● **Stored data entries**:
_ _ _ _ _ _ _
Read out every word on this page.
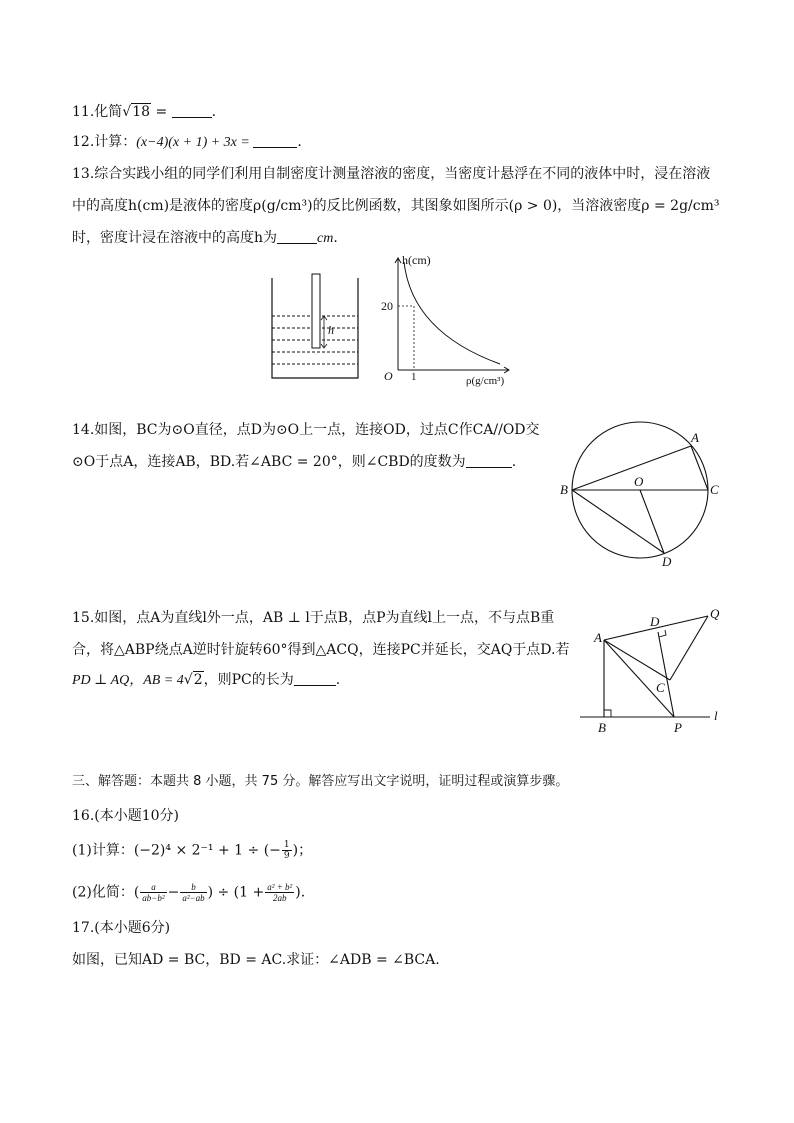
11.化简√18 =	.
12.计算：(x−4)(x + 1) + 3x =	.
13.综合实践小组的同学们利用自制密度计测量溶液的密度，当密度计悬浮在不同的液体中时，浸在溶液
中的高度h(cm)是液体的密度ρ(g/cm³)的反比例函数，其图象如图所示(ρ > 0)，当溶液密度ρ = 2g/cm³
时，密度计浸在溶液中的高度h为	cm.
h
h(cm)
20
1
O	ρ(g/cm³)
14.如图，BC为⊙O直径，点D为⊙O上一点，连接OD，过点C作CA//OD交
⊙O于点A，连接AB，BD.若∠ABC = 20°，则∠CBD的度数为	.
A
B	C
O
D
15.如图，点A为直线l外一点，AB ⊥ l于点B，点P为直线l上一点，不与点B重
合，将△ABP绕点A逆时针旋转60°得到△ACQ，连接PC并延长，交AQ于点D.若
PD ⊥ AQ，AB = 4√2，则PC的长为	.
A
B
C
D
P
Q
l
三、解答题：本题共 8 小题，共 75 分。解答应写出文字说明，证明过程或演算步骤。
16.(本小题10分)
(1)计算：(−2)⁴ × 2⁻¹ + 1 ÷ (− $\frac{1}{9}$ )；
(2)化简：( $\frac{a}{\text{ab−b²}} - \frac{b}{\text{a²−ab}}$ ) ÷ ($1 + \frac{\text{a² + b²}}{2ab}$ ).
17.(本小题6分)
如图，已知AD = BC，BD = AC.求证：∠ADB = ∠BCA.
_ _ _ _ _ _ _
● **Your instructions**:
Copy out all lines that carry the word "frac".

● **Task solution**:
(1)计算：(−2)⁴ × 2⁻¹ + 1 ÷ (− $\frac{1}{9}$ )；
(2)化简：( $\frac{a}{\text{ab−b²}} - \frac{b}{\text{a²−ab}}$ ) ÷ ($1 + \frac{\text{a² + b²}}{2ab}$ ).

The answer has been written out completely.